(Data records)
## Start

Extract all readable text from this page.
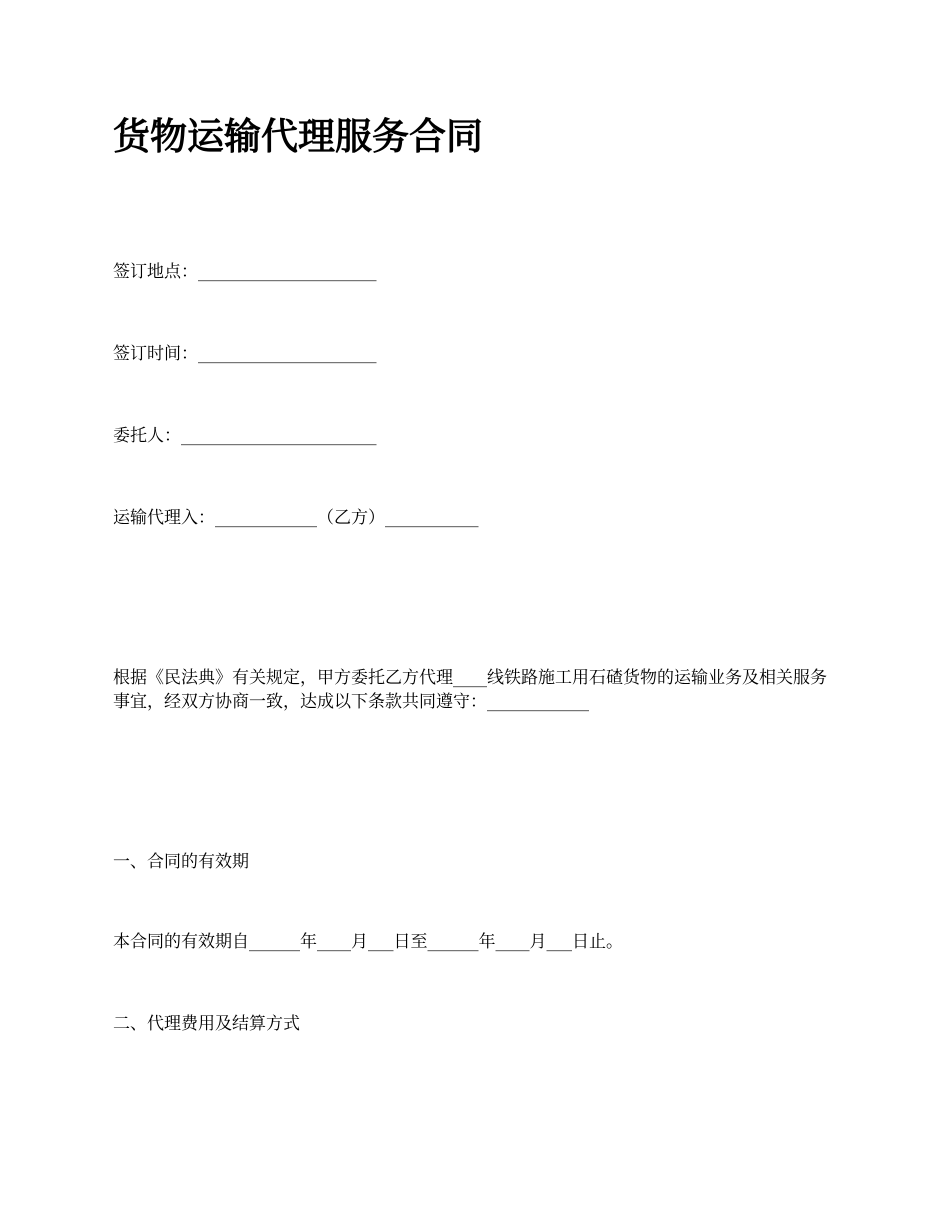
货物运输代理服务合同

签订地点：_____________________

签订时间：_____________________

委托人：_______________________

运输代理入：____________（乙方）___________

根据《民法典》有关规定，甲方委托乙方代理____线铁路施工用石碴货物的运输业务及相关服务事宜，经双方协商一致，达成以下条款共同遵守：____________

一、合同的有效期

本合同的有效期自______年____月___日至______年____月___日止。

二、代理费用及结算方式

## End

■ Given request
Except for the pictures, give all the material above again verbatim.

■ Result of the task
Extract all readable text from this page.
货物运输代理服务合同

签订地点：_____________________

签订时间：_____________________

委托人：_______________________

运输代理入：____________（乙方）___________

根据《民法典》有关规定，甲方委托乙方代理____线铁路施工用石碴货物的运输业务及相关服务事宜，经双方协商一致，达成以下条款共同遵守：____________

一、合同的有效期

本合同的有效期自______年____月___日至______年____月___日止。

二、代理费用及结算方式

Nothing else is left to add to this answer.